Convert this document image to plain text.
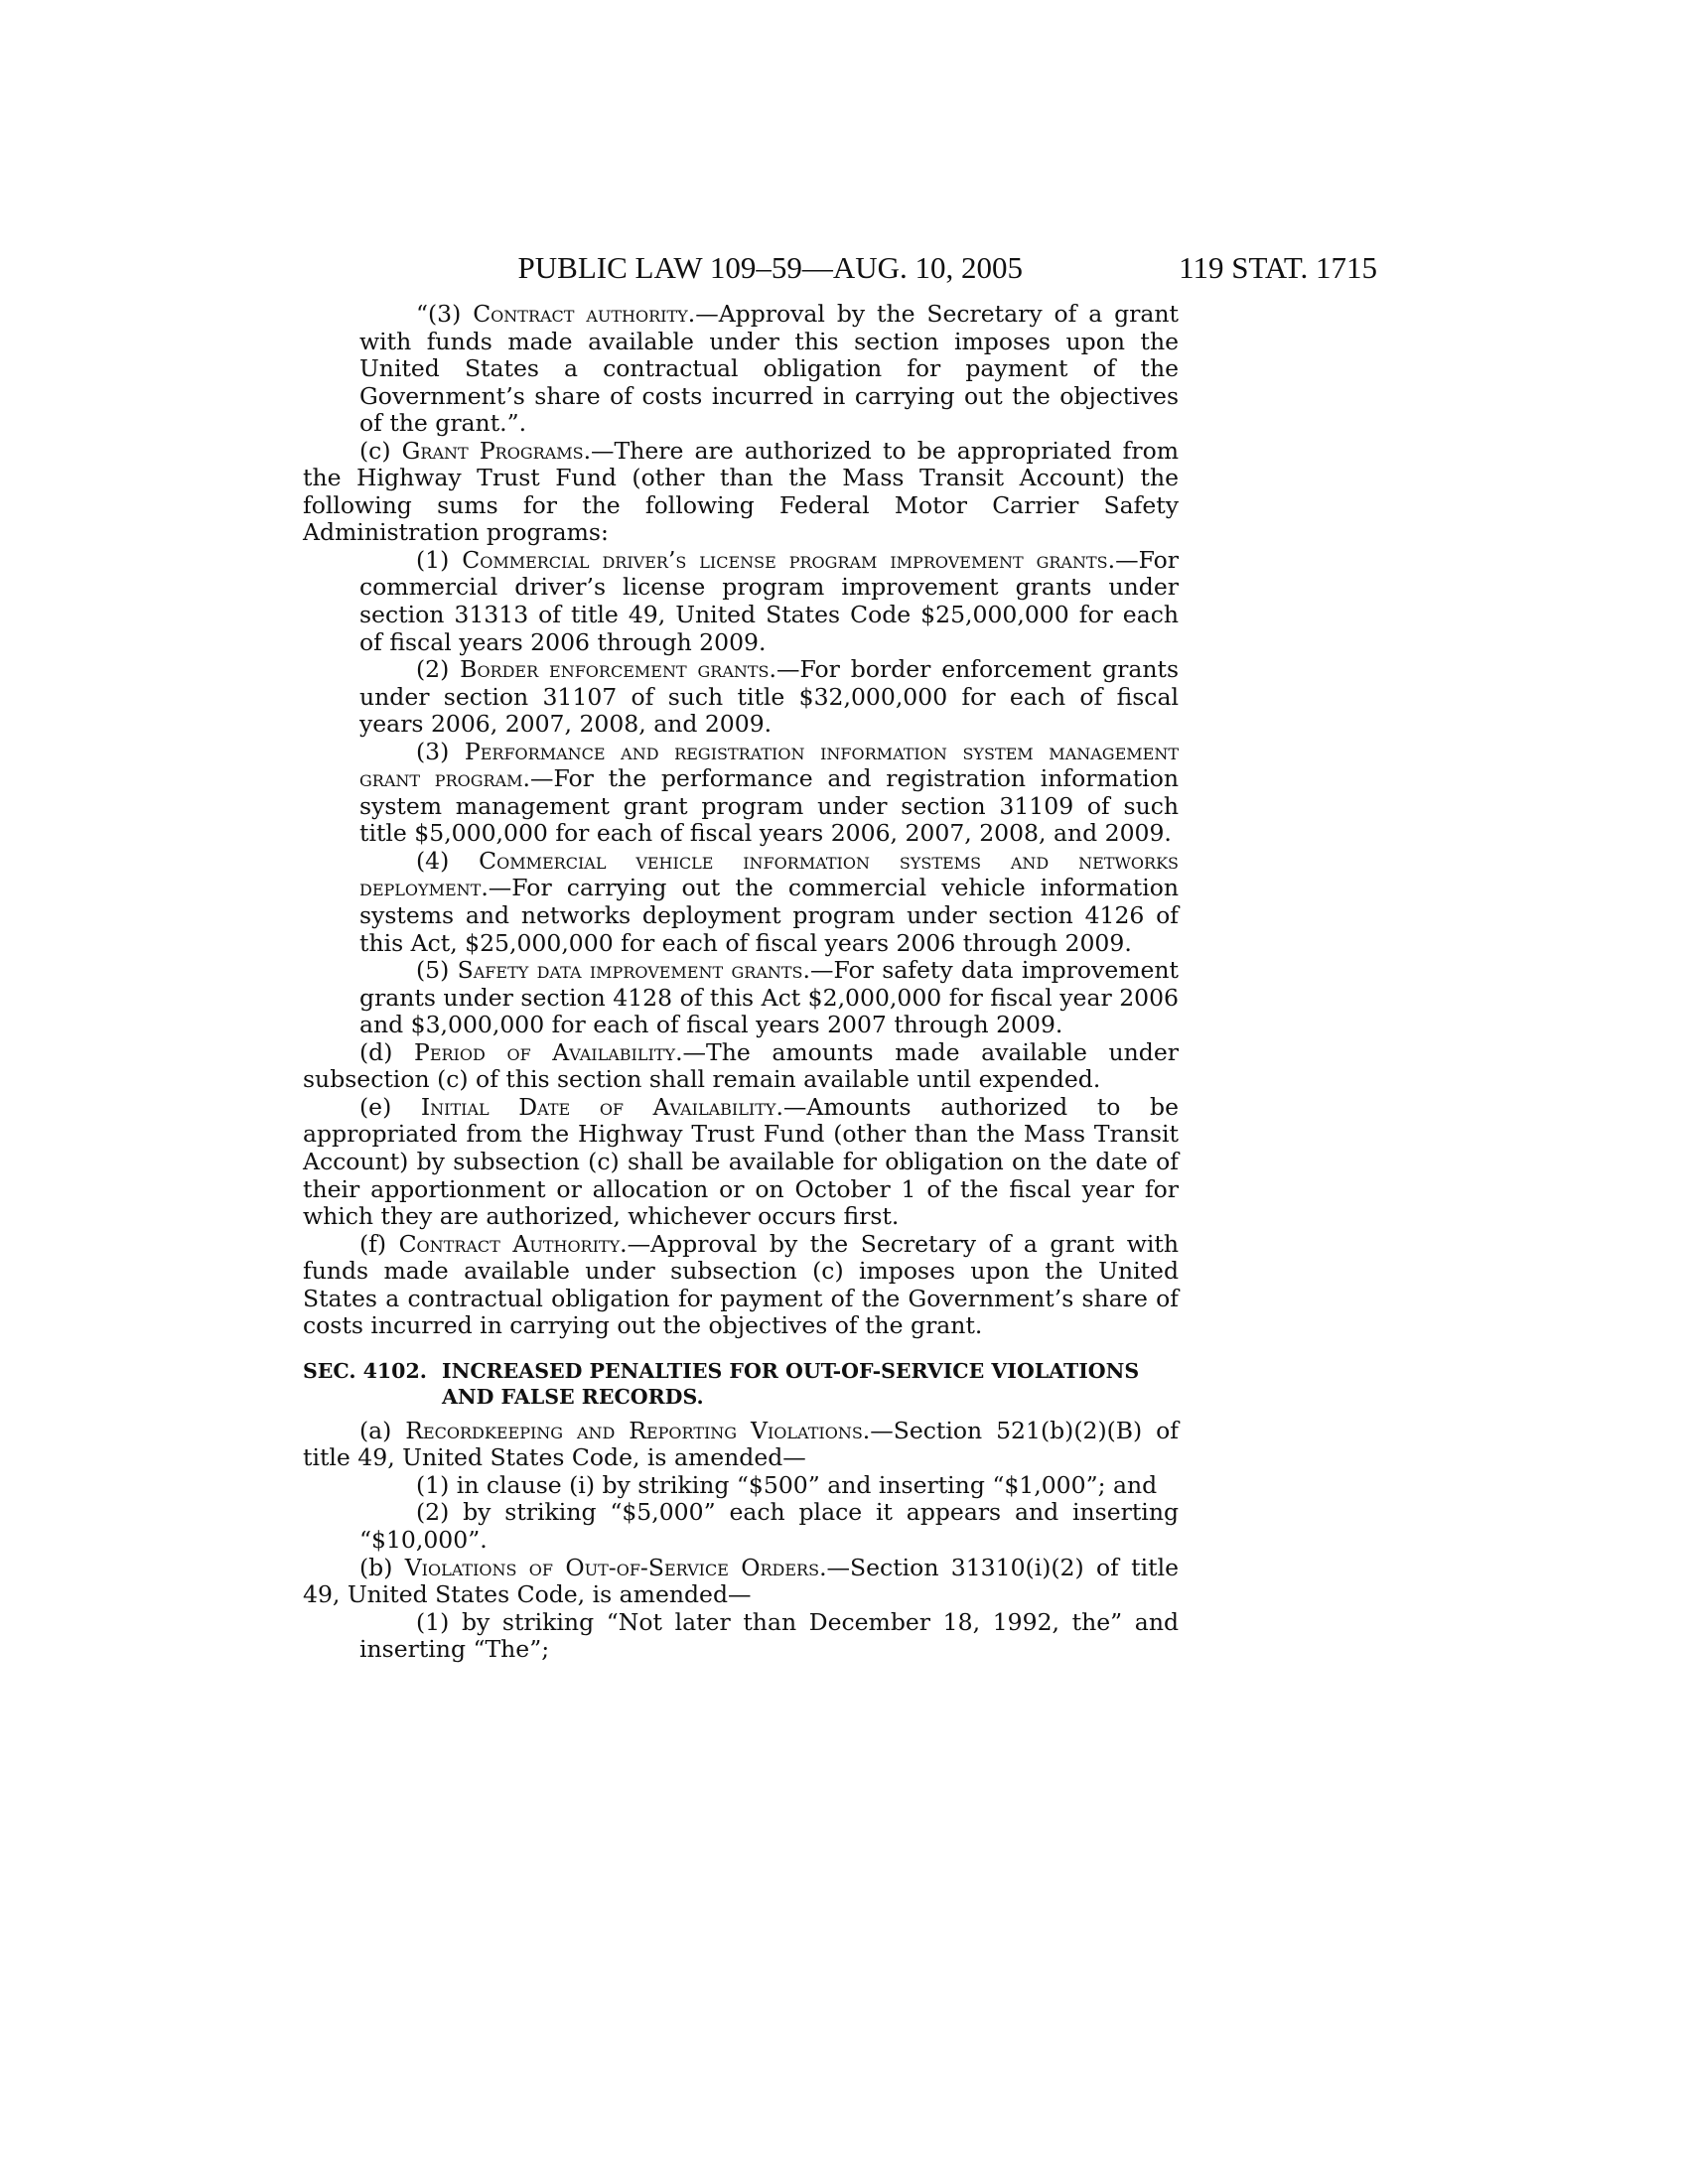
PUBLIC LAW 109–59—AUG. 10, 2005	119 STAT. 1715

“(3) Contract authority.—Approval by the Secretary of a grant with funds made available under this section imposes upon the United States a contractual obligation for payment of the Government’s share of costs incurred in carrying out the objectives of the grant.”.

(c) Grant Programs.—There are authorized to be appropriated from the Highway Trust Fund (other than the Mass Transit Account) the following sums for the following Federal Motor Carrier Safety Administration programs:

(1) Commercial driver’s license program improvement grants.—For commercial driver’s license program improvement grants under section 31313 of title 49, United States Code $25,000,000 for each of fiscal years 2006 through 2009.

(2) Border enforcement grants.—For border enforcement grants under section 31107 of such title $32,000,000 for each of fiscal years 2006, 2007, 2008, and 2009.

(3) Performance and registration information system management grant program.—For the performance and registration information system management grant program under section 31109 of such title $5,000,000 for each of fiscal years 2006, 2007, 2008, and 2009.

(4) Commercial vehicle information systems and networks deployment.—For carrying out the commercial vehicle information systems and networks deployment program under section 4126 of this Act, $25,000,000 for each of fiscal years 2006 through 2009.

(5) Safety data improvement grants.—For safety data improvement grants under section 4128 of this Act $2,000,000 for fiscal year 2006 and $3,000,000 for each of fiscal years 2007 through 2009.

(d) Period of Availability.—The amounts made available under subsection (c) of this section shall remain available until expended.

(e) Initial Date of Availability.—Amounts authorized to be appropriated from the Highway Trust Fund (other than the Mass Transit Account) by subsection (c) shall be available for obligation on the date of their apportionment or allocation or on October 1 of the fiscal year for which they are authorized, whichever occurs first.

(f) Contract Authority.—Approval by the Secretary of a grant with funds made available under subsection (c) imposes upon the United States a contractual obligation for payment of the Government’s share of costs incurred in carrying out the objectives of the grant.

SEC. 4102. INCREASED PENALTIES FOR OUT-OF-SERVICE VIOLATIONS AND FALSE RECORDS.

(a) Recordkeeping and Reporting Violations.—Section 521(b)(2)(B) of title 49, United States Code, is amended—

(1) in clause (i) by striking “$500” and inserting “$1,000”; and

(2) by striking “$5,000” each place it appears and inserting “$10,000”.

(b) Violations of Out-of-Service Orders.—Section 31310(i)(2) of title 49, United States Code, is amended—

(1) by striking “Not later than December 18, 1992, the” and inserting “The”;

##############################

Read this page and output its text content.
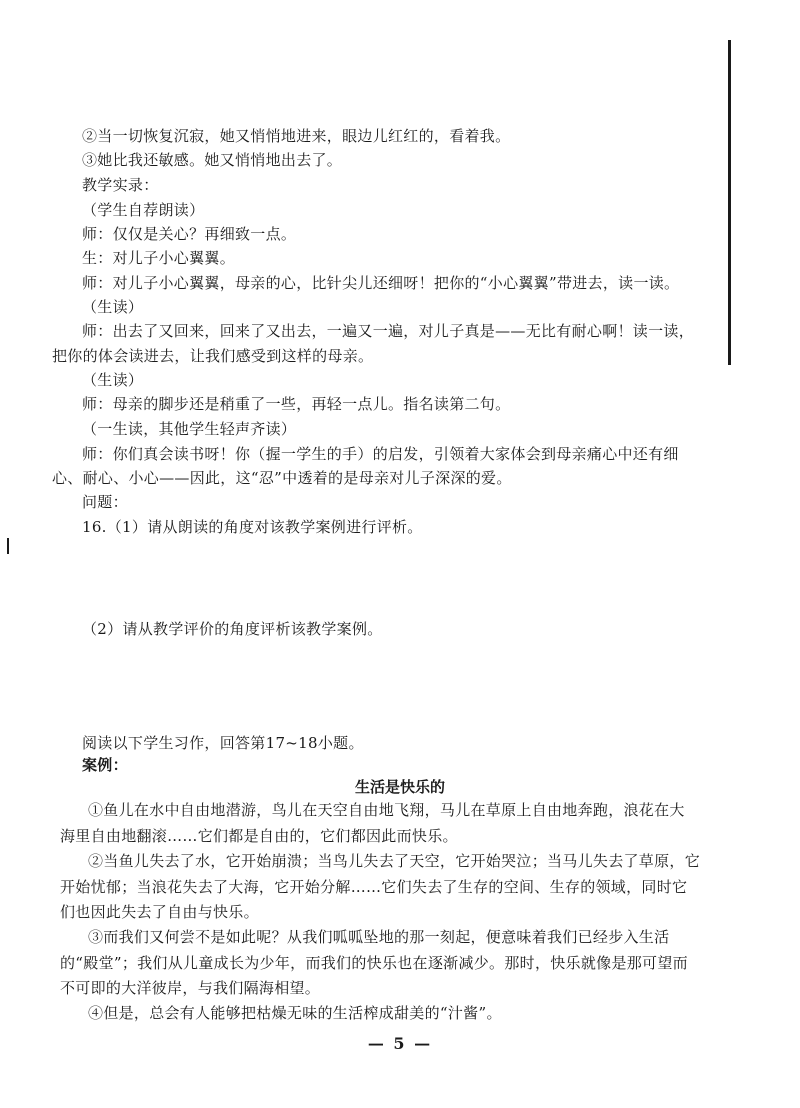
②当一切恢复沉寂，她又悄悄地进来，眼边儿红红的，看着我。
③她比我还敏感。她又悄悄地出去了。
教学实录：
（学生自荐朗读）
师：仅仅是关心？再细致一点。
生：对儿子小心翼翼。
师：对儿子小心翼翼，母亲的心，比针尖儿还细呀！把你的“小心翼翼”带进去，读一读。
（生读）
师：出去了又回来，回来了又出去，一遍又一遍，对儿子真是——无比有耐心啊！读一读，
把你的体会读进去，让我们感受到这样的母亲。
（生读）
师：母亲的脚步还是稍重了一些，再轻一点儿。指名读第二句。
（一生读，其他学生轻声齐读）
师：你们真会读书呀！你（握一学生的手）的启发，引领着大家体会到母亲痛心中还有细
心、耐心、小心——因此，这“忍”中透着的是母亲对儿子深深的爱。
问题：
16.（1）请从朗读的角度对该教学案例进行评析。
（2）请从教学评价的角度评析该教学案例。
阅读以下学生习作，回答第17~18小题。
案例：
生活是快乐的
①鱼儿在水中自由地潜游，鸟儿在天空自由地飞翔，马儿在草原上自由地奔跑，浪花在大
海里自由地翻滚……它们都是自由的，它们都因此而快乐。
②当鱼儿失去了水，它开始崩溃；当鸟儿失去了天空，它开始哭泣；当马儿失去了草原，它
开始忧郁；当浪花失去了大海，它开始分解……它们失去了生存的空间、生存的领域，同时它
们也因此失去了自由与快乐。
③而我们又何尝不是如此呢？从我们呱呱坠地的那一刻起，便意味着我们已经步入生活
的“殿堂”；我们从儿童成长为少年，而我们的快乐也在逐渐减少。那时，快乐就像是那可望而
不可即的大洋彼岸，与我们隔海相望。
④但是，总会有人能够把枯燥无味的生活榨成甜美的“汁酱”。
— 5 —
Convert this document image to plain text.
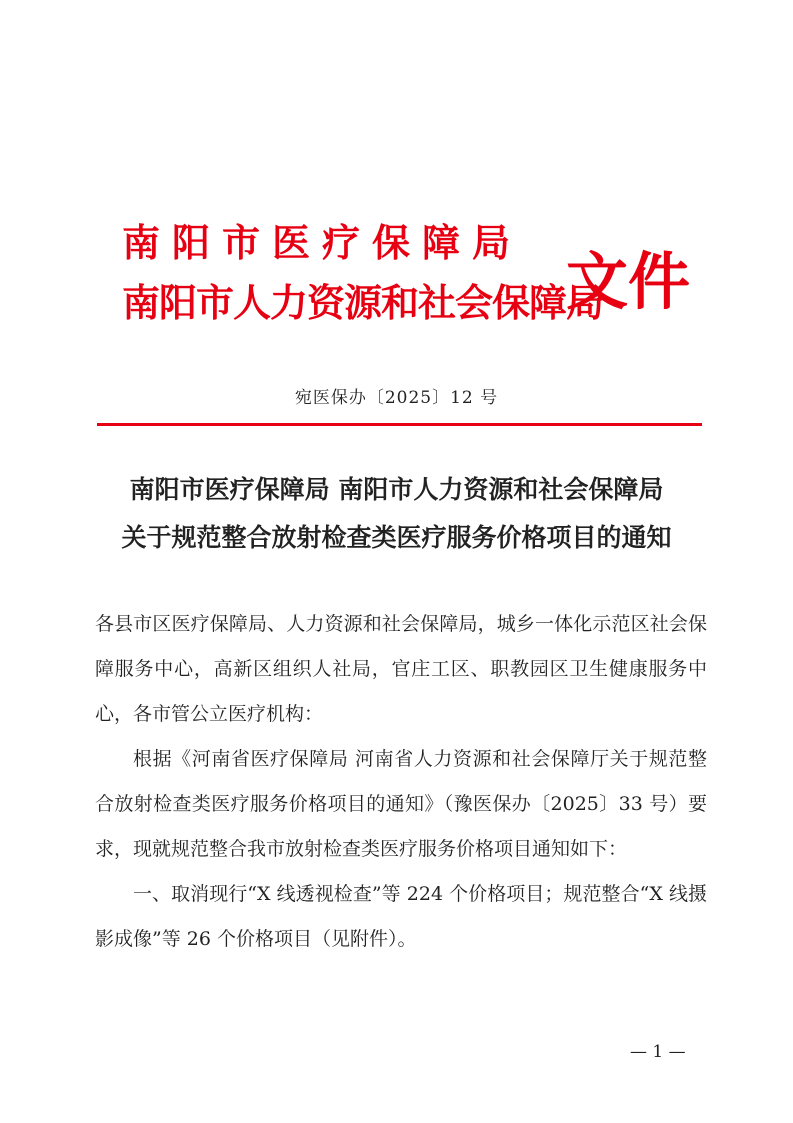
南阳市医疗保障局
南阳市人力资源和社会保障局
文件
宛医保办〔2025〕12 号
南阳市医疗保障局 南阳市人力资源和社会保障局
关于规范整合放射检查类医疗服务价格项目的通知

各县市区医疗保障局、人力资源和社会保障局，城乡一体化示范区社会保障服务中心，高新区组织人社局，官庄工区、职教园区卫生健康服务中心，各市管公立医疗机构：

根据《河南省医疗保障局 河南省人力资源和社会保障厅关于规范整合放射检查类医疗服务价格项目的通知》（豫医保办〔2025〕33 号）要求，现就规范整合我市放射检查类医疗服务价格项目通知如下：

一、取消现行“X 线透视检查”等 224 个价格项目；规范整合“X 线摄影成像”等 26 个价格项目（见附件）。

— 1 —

##############################

- [What you have to do]
Give only a number: how many lines of the data hold the string "Highway"?

- [Solution to this exercise]
2